Exercise prompt:
Reproduce all of the material below, switching every "legend-label" to "legend-text" and leaving everything else unchanged.
++++
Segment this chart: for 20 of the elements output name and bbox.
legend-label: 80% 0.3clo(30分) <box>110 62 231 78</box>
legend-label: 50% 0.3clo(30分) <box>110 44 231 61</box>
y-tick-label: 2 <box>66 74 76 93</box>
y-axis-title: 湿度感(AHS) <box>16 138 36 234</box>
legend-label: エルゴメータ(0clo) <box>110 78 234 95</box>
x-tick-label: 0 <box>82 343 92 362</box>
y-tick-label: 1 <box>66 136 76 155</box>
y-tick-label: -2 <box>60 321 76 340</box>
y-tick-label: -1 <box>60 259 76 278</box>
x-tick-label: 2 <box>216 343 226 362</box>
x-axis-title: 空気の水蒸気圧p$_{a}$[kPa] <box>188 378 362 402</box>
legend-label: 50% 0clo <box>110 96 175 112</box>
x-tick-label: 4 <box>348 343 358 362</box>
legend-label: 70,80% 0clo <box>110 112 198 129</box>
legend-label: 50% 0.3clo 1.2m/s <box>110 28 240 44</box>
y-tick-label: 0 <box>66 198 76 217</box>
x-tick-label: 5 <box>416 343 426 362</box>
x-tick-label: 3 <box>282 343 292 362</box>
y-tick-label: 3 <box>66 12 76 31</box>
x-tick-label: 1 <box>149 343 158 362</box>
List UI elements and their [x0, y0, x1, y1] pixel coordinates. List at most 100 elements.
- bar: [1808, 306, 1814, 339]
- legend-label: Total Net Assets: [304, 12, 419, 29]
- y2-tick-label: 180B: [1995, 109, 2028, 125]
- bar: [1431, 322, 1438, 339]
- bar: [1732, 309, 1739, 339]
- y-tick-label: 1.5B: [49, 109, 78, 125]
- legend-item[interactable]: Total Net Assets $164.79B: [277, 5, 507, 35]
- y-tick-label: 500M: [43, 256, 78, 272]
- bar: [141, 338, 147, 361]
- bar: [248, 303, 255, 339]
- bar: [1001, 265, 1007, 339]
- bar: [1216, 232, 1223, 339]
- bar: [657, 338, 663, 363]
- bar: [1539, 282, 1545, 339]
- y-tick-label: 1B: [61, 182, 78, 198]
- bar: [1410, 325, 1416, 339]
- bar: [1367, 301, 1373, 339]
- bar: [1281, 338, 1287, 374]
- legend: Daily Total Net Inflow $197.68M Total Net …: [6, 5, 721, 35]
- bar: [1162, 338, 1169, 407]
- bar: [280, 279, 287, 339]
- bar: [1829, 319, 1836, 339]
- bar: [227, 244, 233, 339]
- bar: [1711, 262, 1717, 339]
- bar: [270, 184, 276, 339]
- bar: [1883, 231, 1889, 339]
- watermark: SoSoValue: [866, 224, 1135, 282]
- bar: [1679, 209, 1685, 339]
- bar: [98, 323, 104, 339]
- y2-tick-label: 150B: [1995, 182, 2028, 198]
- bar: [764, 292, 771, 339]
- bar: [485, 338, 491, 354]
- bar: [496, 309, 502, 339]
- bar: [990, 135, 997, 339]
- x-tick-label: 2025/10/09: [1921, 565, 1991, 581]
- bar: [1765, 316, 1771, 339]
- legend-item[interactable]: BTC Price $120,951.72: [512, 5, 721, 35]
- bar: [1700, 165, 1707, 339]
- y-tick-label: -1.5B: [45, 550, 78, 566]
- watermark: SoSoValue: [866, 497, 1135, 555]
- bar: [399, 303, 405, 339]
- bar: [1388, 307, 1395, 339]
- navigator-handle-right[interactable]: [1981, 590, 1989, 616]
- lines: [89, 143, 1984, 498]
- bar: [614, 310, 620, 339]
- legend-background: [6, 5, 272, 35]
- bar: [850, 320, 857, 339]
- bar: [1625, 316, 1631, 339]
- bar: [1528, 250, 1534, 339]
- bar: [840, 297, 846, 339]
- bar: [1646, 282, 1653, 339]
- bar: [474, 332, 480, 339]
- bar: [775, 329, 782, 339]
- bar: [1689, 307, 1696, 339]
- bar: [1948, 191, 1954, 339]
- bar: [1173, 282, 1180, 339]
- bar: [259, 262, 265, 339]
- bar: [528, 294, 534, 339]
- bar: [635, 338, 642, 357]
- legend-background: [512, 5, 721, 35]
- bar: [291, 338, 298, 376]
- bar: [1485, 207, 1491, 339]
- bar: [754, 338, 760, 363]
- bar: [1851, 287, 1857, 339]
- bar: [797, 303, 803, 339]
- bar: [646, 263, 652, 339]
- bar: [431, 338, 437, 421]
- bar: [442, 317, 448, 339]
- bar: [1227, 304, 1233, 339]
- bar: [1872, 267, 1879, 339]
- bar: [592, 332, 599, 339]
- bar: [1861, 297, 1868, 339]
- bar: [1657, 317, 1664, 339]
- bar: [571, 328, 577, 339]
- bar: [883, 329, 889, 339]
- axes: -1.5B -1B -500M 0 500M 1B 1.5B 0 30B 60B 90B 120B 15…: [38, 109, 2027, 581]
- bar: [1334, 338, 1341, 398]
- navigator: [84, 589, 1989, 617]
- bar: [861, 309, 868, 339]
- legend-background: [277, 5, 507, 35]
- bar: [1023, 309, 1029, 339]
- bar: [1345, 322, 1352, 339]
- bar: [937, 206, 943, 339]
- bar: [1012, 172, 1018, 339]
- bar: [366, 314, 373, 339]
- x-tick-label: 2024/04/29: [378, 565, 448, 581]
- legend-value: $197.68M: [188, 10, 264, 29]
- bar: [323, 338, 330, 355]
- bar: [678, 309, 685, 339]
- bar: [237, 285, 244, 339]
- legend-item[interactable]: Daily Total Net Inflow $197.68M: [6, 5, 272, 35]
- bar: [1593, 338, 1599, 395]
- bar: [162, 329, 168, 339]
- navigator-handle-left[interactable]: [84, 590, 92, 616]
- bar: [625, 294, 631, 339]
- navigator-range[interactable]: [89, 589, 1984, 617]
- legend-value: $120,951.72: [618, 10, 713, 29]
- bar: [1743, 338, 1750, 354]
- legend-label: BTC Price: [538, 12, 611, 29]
++++
Completed exercise:
Segment this chart: for 20 of the elements output name and bbox.
legend-text: 80% 0.3clo(30分) <box>110 62 231 78</box>
legend-text: 50% 0.3clo(30分) <box>110 44 231 61</box>
y-tick-label: 2 <box>66 74 76 93</box>
y-axis-title: 湿度感(AHS) <box>16 138 36 234</box>
legend-text: エルゴメータ(0clo) <box>110 78 234 95</box>
x-tick-label: 0 <box>82 343 92 362</box>
y-tick-label: 1 <box>66 136 76 155</box>
y-tick-label: -2 <box>60 321 76 340</box>
y-tick-label: -1 <box>60 259 76 278</box>
x-tick-label: 2 <box>216 343 226 362</box>
x-axis-title: 空気の水蒸気圧p$_{a}$[kPa] <box>188 378 362 402</box>
legend-text: 50% 0clo <box>110 96 175 112</box>
x-tick-label: 4 <box>348 343 358 362</box>
legend-text: 70,80% 0clo <box>110 112 198 129</box>
legend-text: 50% 0.3clo 1.2m/s <box>110 28 240 44</box>
y-tick-label: 0 <box>66 198 76 217</box>
x-tick-label: 5 <box>416 343 426 362</box>
x-tick-label: 3 <box>282 343 292 362</box>
y-tick-label: 3 <box>66 12 76 31</box>
x-tick-label: 1 <box>149 343 158 362</box>
List UI elements and their [x0, y0, x1, y1] pixel coordinates. List at most 100 elements.
- bar: [1808, 306, 1814, 339]
- legend-text: Total Net Assets: [304, 12, 419, 29]
- y2-tick-label: 180B: [1995, 109, 2028, 125]
- bar: [1431, 322, 1438, 339]
- bar: [1732, 309, 1739, 339]
- y-tick-label: 1.5B: [49, 109, 78, 125]
- legend-item[interactable]: Total Net Assets $164.79B: [277, 5, 507, 35]
- y-tick-label: 500M: [43, 256, 78, 272]
- bar: [141, 338, 147, 361]
- bar: [248, 303, 255, 339]
- bar: [1001, 265, 1007, 339]
- bar: [1216, 232, 1223, 339]
- bar: [657, 338, 663, 363]
- bar: [1539, 282, 1545, 339]
- y-tick-label: 1B: [61, 182, 78, 198]
- bar: [1410, 325, 1416, 339]
- bar: [1367, 301, 1373, 339]
- bar: [1281, 338, 1287, 374]
- legend: Daily Total Net Inflow $197.68M Total Net …: [6, 5, 721, 35]
- bar: [1162, 338, 1169, 407]
- bar: [280, 279, 287, 339]
- bar: [1829, 319, 1836, 339]
- bar: [227, 244, 233, 339]
- bar: [1711, 262, 1717, 339]
- bar: [270, 184, 276, 339]
- bar: [1883, 231, 1889, 339]
- watermark: SoSoValue: [866, 224, 1135, 282]
- bar: [1679, 209, 1685, 339]
- bar: [98, 323, 104, 339]
- y2-tick-label: 150B: [1995, 182, 2028, 198]
- bar: [764, 292, 771, 339]
- bar: [485, 338, 491, 354]
- bar: [496, 309, 502, 339]
- bar: [990, 135, 997, 339]
- x-tick-label: 2025/10/09: [1921, 565, 1991, 581]
- bar: [1765, 316, 1771, 339]
- legend-item[interactable]: BTC Price $120,951.72: [512, 5, 721, 35]
- bar: [1700, 165, 1707, 339]
- y-tick-label: -1.5B: [45, 550, 78, 566]
- watermark: SoSoValue: [866, 497, 1135, 555]
- bar: [399, 303, 405, 339]
- bar: [1388, 307, 1395, 339]
- navigator-handle-right[interactable]: [1981, 590, 1989, 616]
- lines: [89, 143, 1984, 498]
- bar: [614, 310, 620, 339]
- legend-background: [6, 5, 272, 35]
- bar: [850, 320, 857, 339]
- bar: [1625, 316, 1631, 339]
- bar: [1528, 250, 1534, 339]
- bar: [840, 297, 846, 339]
- bar: [1646, 282, 1653, 339]
- bar: [474, 332, 480, 339]
- bar: [775, 329, 782, 339]
- bar: [1689, 307, 1696, 339]
- bar: [1948, 191, 1954, 339]
- bar: [1173, 282, 1180, 339]
- bar: [259, 262, 265, 339]
- bar: [528, 294, 534, 339]
- bar: [635, 338, 642, 357]
- legend-background: [512, 5, 721, 35]
- bar: [291, 338, 298, 376]
- bar: [1485, 207, 1491, 339]
- bar: [754, 338, 760, 363]
- bar: [1851, 287, 1857, 339]
- bar: [797, 303, 803, 339]
- bar: [646, 263, 652, 339]
- bar: [431, 338, 437, 421]
- bar: [442, 317, 448, 339]
- bar: [1227, 304, 1233, 339]
- bar: [1872, 267, 1879, 339]
- bar: [592, 332, 599, 339]
- bar: [1861, 297, 1868, 339]
- bar: [1657, 317, 1664, 339]
- bar: [571, 328, 577, 339]
- bar: [883, 329, 889, 339]
- axes: -1.5B -1B -500M 0 500M 1B 1.5B 0 30B 60B 90B 120B 15…: [38, 109, 2027, 581]
- bar: [1334, 338, 1341, 398]
- navigator: [84, 589, 1989, 617]
- bar: [861, 309, 868, 339]
- legend-background: [277, 5, 507, 35]
- bar: [1023, 309, 1029, 339]
- bar: [1345, 322, 1352, 339]
- bar: [937, 206, 943, 339]
- bar: [1012, 172, 1018, 339]
- bar: [366, 314, 373, 339]
- x-tick-label: 2024/04/29: [378, 565, 448, 581]
- legend-value: $197.68M: [188, 10, 264, 29]
- bar: [323, 338, 330, 355]
- bar: [678, 309, 685, 339]
- bar: [237, 285, 244, 339]
- legend-item[interactable]: Daily Total Net Inflow $197.68M: [6, 5, 272, 35]
- bar: [1593, 338, 1599, 395]
- bar: [162, 329, 168, 339]
- navigator-handle-left[interactable]: [84, 590, 92, 616]
- bar: [625, 294, 631, 339]
- navigator-range[interactable]: [89, 589, 1984, 617]
- legend-value: $120,951.72: [618, 10, 713, 29]
- bar: [1743, 338, 1750, 354]
- legend-text: BTC Price: [538, 12, 611, 29]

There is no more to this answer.